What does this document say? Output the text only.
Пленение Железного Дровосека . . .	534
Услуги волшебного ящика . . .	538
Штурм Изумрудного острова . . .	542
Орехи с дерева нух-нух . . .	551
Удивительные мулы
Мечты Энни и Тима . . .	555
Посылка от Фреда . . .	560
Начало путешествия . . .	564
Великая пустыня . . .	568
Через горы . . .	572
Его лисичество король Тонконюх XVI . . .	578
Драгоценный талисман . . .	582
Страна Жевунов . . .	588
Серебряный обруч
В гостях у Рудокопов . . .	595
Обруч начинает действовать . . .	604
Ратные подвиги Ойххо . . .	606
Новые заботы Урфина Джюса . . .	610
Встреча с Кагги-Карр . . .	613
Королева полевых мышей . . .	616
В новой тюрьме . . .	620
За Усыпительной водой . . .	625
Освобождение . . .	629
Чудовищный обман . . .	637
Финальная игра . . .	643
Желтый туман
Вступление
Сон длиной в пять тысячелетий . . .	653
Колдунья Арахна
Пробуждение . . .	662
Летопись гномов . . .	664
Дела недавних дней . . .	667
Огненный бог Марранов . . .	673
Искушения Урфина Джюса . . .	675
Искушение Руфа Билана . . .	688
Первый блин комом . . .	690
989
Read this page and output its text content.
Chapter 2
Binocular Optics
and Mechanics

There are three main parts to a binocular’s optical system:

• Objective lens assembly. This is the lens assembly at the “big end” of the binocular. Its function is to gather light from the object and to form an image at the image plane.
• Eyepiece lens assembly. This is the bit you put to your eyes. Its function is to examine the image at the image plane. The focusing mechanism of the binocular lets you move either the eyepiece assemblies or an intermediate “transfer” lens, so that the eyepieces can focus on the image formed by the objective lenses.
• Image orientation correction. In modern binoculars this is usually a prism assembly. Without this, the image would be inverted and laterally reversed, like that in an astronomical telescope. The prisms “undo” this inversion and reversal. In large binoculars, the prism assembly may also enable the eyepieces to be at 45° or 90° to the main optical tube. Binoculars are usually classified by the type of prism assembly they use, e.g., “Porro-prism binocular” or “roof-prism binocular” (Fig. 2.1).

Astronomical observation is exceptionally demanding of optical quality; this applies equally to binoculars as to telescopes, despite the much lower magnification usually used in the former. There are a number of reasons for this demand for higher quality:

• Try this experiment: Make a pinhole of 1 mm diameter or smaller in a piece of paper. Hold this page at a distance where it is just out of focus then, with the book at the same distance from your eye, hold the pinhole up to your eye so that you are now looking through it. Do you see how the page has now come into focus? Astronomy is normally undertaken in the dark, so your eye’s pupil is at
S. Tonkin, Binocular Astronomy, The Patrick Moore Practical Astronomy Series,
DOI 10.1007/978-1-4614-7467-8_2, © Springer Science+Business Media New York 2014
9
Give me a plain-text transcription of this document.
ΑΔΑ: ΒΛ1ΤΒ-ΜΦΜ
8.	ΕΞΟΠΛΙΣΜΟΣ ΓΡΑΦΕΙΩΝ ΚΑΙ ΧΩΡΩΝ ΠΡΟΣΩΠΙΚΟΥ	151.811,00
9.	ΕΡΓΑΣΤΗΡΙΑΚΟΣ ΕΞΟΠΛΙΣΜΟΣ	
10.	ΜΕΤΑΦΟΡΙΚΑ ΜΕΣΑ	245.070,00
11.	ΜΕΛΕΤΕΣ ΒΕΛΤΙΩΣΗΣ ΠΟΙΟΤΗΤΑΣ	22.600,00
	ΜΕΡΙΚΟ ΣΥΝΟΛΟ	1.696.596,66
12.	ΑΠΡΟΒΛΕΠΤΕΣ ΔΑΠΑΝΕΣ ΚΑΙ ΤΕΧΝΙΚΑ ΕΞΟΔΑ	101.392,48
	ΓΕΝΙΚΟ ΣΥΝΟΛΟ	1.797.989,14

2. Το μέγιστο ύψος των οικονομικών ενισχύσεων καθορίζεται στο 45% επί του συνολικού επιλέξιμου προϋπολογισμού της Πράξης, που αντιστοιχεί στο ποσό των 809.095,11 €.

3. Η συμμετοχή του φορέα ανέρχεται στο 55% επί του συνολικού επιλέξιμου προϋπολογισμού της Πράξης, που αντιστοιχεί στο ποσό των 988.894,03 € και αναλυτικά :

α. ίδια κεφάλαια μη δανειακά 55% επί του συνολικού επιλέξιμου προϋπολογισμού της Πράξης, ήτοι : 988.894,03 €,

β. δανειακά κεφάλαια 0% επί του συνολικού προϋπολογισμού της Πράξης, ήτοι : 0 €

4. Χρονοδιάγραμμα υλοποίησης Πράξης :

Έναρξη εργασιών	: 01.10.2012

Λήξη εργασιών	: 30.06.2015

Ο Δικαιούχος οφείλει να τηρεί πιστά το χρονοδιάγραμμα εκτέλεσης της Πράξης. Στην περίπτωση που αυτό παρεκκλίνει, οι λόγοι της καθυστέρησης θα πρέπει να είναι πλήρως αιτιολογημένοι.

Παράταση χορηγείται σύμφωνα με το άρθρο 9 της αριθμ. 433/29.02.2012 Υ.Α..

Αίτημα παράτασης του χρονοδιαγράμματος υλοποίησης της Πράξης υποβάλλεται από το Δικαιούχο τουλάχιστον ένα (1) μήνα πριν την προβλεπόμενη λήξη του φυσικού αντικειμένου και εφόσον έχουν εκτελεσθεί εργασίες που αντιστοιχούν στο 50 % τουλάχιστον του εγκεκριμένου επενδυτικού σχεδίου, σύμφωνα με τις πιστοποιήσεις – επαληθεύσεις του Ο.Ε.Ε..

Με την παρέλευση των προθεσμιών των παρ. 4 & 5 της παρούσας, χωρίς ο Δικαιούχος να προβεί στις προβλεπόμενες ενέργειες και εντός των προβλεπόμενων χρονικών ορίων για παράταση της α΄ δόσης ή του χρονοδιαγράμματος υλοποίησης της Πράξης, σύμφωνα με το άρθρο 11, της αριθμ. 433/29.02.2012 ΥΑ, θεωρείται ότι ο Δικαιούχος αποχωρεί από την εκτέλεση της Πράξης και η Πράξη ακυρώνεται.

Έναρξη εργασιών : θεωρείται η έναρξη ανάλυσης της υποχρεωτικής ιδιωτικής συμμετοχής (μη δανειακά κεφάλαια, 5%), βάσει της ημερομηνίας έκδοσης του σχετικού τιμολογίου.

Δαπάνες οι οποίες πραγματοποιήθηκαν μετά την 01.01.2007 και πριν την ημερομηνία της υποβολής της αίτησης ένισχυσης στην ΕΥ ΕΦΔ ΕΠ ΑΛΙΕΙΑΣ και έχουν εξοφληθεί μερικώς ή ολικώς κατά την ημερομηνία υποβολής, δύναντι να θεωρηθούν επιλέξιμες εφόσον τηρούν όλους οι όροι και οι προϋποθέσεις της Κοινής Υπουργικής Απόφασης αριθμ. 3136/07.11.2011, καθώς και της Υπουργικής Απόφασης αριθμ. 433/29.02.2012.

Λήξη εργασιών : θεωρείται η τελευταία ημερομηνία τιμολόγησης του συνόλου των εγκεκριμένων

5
=-=-=
Repeat each record in full; every line must match exactly.

What does this document say? Output the text only.
Пленение Железного Дровосека . . .	534
Услуги волшебного ящика . . .	538
Штурм Изумрудного острова . . .	542
Орехи с дерева нух-нух . . .	551
Удивительные мулы
Мечты Энни и Тима . . .	555
Посылка от Фреда . . .	560
Начало путешествия . . .	564
Великая пустыня . . .	568
Через горы . . .	572
Его лисичество король Тонконюх XVI . . .	578
Драгоценный талисман . . .	582
Страна Жевунов . . .	588
Серебряный обруч
В гостях у Рудокопов . . .	595
Обруч начинает действовать . . .	604
Ратные подвиги Ойххо . . .	606
Новые заботы Урфина Джюса . . .	610
Встреча с Кагги-Карр . . .	613
Королева полевых мышей . . .	616
В новой тюрьме . . .	620
За Усыпительной водой . . .	625
Освобождение . . .	629
Чудовищный обман . . .	637
Финальная игра . . .	643
Желтый туман
Вступление
Сон длиной в пять тысячелетий . . .	653
Колдунья Арахна
Пробуждение . . .	662
Летопись гномов . . .	664
Дела недавних дней . . .	667
Огненный бог Марранов . . .	673
Искушения Урфина Джюса . . .	675
Искушение Руфа Билана . . .	688
Первый блин комом . . .	690
989
Read this page and output its text content.
Chapter 2
Binocular Optics
and Mechanics

There are three main parts to a binocular’s optical system:

• Objective lens assembly. This is the lens assembly at the “big end” of the binocular. Its function is to gather light from the object and to form an image at the image plane.
• Eyepiece lens assembly. This is the bit you put to your eyes. Its function is to examine the image at the image plane. The focusing mechanism of the binocular lets you move either the eyepiece assemblies or an intermediate “transfer” lens, so that the eyepieces can focus on the image formed by the objective lenses.
• Image orientation correction. In modern binoculars this is usually a prism assembly. Without this, the image would be inverted and laterally reversed, like that in an astronomical telescope. The prisms “undo” this inversion and reversal. In large binoculars, the prism assembly may also enable the eyepieces to be at 45° or 90° to the main optical tube. Binoculars are usually classified by the type of prism assembly they use, e.g., “Porro-prism binocular” or “roof-prism binocular” (Fig. 2.1).

Astronomical observation is exceptionally demanding of optical quality; this applies equally to binoculars as to telescopes, despite the much lower magnification usually used in the former. There are a number of reasons for this demand for higher quality:

• Try this experiment: Make a pinhole of 1 mm diameter or smaller in a piece of paper. Hold this page at a distance where it is just out of focus then, with the book at the same distance from your eye, hold the pinhole up to your eye so that you are now looking through it. Do you see how the page has now come into focus? Astronomy is normally undertaken in the dark, so your eye’s pupil is at
S. Tonkin, Binocular Astronomy, The Patrick Moore Practical Astronomy Series,
DOI 10.1007/978-1-4614-7467-8_2, © Springer Science+Business Media New York 2014
9
Give me a plain-text transcription of this document.
ΑΔΑ: ΒΛ1ΤΒ-ΜΦΜ
8.	ΕΞΟΠΛΙΣΜΟΣ ΓΡΑΦΕΙΩΝ ΚΑΙ ΧΩΡΩΝ ΠΡΟΣΩΠΙΚΟΥ	151.811,00
9.	ΕΡΓΑΣΤΗΡΙΑΚΟΣ ΕΞΟΠΛΙΣΜΟΣ	
10.	ΜΕΤΑΦΟΡΙΚΑ ΜΕΣΑ	245.070,00
11.	ΜΕΛΕΤΕΣ ΒΕΛΤΙΩΣΗΣ ΠΟΙΟΤΗΤΑΣ	22.600,00
	ΜΕΡΙΚΟ ΣΥΝΟΛΟ	1.696.596,66
12.	ΑΠΡΟΒΛΕΠΤΕΣ ΔΑΠΑΝΕΣ ΚΑΙ ΤΕΧΝΙΚΑ ΕΞΟΔΑ	101.392,48
	ΓΕΝΙΚΟ ΣΥΝΟΛΟ	1.797.989,14

2. Το μέγιστο ύψος των οικονομικών ενισχύσεων καθορίζεται στο 45% επί του συνολικού επιλέξιμου προϋπολογισμού της Πράξης, που αντιστοιχεί στο ποσό των 809.095,11 €.

3. Η συμμετοχή του φορέα ανέρχεται στο 55% επί του συνολικού επιλέξιμου προϋπολογισμού της Πράξης, που αντιστοιχεί στο ποσό των 988.894,03 € και αναλυτικά :

α. ίδια κεφάλαια μη δανειακά 55% επί του συνολικού επιλέξιμου προϋπολογισμού της Πράξης, ήτοι : 988.894,03 €,

β. δανειακά κεφάλαια 0% επί του συνολικού προϋπολογισμού της Πράξης, ήτοι : 0 €

4. Χρονοδιάγραμμα υλοποίησης Πράξης :

Έναρξη εργασιών	: 01.10.2012

Λήξη εργασιών	: 30.06.2015

Ο Δικαιούχος οφείλει να τηρεί πιστά το χρονοδιάγραμμα εκτέλεσης της Πράξης. Στην περίπτωση που αυτό παρεκκλίνει, οι λόγοι της καθυστέρησης θα πρέπει να είναι πλήρως αιτιολογημένοι.

Παράταση χορηγείται σύμφωνα με το άρθρο 9 της αριθμ. 433/29.02.2012 Υ.Α..

Αίτημα παράτασης του χρονοδιαγράμματος υλοποίησης της Πράξης υποβάλλεται από το Δικαιούχο τουλάχιστον ένα (1) μήνα πριν την προβλεπόμενη λήξη του φυσικού αντικειμένου και εφόσον έχουν εκτελεσθεί εργασίες που αντιστοιχούν στο 50 % τουλάχιστον του εγκεκριμένου επενδυτικού σχεδίου, σύμφωνα με τις πιστοποιήσεις – επαληθεύσεις του Ο.Ε.Ε..

Με την παρέλευση των προθεσμιών των παρ. 4 & 5 της παρούσας, χωρίς ο Δικαιούχος να προβεί στις προβλεπόμενες ενέργειες και εντός των προβλεπόμενων χρονικών ορίων για παράταση της α΄ δόσης ή του χρονοδιαγράμματος υλοποίησης της Πράξης, σύμφωνα με το άρθρο 11, της αριθμ. 433/29.02.2012 ΥΑ, θεωρείται ότι ο Δικαιούχος αποχωρεί από την εκτέλεση της Πράξης και η Πράξη ακυρώνεται.

Έναρξη εργασιών : θεωρείται η έναρξη ανάλυσης της υποχρεωτικής ιδιωτικής συμμετοχής (μη δανειακά κεφάλαια, 5%), βάσει της ημερομηνίας έκδοσης του σχετικού τιμολογίου.

Δαπάνες οι οποίες πραγματοποιήθηκαν μετά την 01.01.2007 και πριν την ημερομηνία της υποβολής της αίτησης ένισχυσης στην ΕΥ ΕΦΔ ΕΠ ΑΛΙΕΙΑΣ και έχουν εξοφληθεί μερικώς ή ολικώς κατά την ημερομηνία υποβολής, δύναντι να θεωρηθούν επιλέξιμες εφόσον τηρούν όλους οι όροι και οι προϋποθέσεις της Κοινής Υπουργικής Απόφασης αριθμ. 3136/07.11.2011, καθώς και της Υπουργικής Απόφασης αριθμ. 433/29.02.2012.

Λήξη εργασιών : θεωρείται η τελευταία ημερομηνία τιμολόγησης του συνόλου των εγκεκριμένων

5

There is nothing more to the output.